◆ TASK DETAILS: Would you quote every entry exactly, dropping only the pictures?

_____

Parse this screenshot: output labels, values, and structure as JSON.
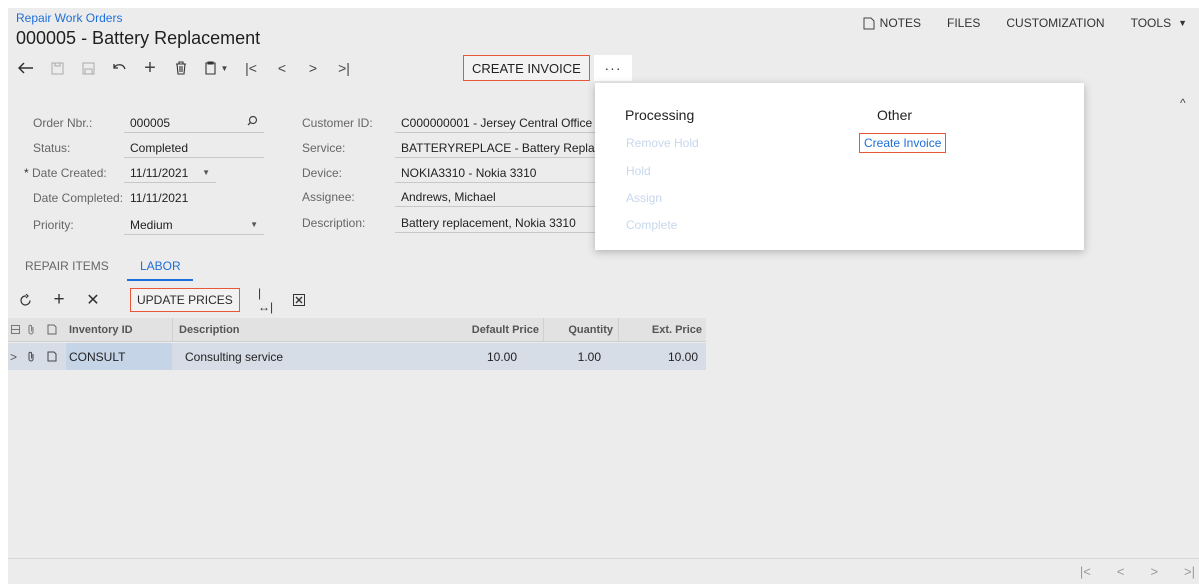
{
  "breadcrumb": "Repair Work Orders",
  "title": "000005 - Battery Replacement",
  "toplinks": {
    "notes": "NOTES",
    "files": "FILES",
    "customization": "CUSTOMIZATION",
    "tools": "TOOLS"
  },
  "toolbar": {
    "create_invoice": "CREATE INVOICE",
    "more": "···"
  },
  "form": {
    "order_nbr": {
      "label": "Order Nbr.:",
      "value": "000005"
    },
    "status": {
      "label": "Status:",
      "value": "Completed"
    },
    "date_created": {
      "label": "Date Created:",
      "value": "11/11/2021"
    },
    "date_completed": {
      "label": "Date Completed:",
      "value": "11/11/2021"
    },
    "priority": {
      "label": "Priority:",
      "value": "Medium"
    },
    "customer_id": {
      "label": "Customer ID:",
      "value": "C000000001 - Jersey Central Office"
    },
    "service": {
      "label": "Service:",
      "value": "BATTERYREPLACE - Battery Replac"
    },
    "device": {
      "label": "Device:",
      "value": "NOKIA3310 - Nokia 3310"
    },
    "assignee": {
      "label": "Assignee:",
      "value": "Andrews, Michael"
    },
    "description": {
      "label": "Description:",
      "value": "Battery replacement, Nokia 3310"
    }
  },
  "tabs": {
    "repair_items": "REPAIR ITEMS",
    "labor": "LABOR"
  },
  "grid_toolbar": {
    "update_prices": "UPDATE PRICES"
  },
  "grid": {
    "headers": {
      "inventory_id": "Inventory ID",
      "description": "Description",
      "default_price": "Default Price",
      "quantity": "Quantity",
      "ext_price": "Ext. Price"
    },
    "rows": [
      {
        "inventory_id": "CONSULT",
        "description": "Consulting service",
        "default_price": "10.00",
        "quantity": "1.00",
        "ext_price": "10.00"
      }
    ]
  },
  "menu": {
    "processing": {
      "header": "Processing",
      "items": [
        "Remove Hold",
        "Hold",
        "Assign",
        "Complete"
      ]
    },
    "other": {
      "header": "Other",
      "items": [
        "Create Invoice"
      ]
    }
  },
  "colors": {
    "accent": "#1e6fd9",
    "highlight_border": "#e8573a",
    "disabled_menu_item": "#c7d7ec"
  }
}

_____

◆ TASK OUTPUT:
Parse this screenshot: output labels, values, and structure as JSON.
{
  "breadcrumb": "Repair Work Orders",
  "title": "000005 - Battery Replacement",
  "toplinks": {
    "notes": "NOTES",
    "files": "FILES",
    "customization": "CUSTOMIZATION",
    "tools": "TOOLS"
  },
  "toolbar": {
    "create_invoice": "CREATE INVOICE",
    "more": "···"
  },
  "form": {
    "order_nbr": {
      "label": "Order Nbr.:",
      "value": "000005"
    },
    "status": {
      "label": "Status:",
      "value": "Completed"
    },
    "date_created": {
      "label": "Date Created:",
      "value": "11/11/2021"
    },
    "date_completed": {
      "label": "Date Completed:",
      "value": "11/11/2021"
    },
    "priority": {
      "label": "Priority:",
      "value": "Medium"
    },
    "customer_id": {
      "label": "Customer ID:",
      "value": "C000000001 - Jersey Central Office"
    },
    "service": {
      "label": "Service:",
      "value": "BATTERYREPLACE - Battery Replac"
    },
    "device": {
      "label": "Device:",
      "value": "NOKIA3310 - Nokia 3310"
    },
    "assignee": {
      "label": "Assignee:",
      "value": "Andrews, Michael"
    },
    "description": {
      "label": "Description:",
      "value": "Battery replacement, Nokia 3310"
    }
  },
  "tabs": {
    "repair_items": "REPAIR ITEMS",
    "labor": "LABOR"
  },
  "grid_toolbar": {
    "update_prices": "UPDATE PRICES"
  },
  "grid": {
    "headers": {
      "inventory_id": "Inventory ID",
      "description": "Description",
      "default_price": "Default Price",
      "quantity": "Quantity",
      "ext_price": "Ext. Price"
    },
    "rows": [
      {
        "inventory_id": "CONSULT",
        "description": "Consulting service",
        "default_price": "10.00",
        "quantity": "1.00",
        "ext_price": "10.00"
      }
    ]
  },
  "menu": {
    "processing": {
      "header": "Processing",
      "items": [
        "Remove Hold",
        "Hold",
        "Assign",
        "Complete"
      ]
    },
    "other": {
      "header": "Other",
      "items": [
        "Create Invoice"
      ]
    }
  },
  "colors": {
    "accent": "#1e6fd9",
    "highlight_border": "#e8573a",
    "disabled_menu_item": "#c7d7ec"
  }
}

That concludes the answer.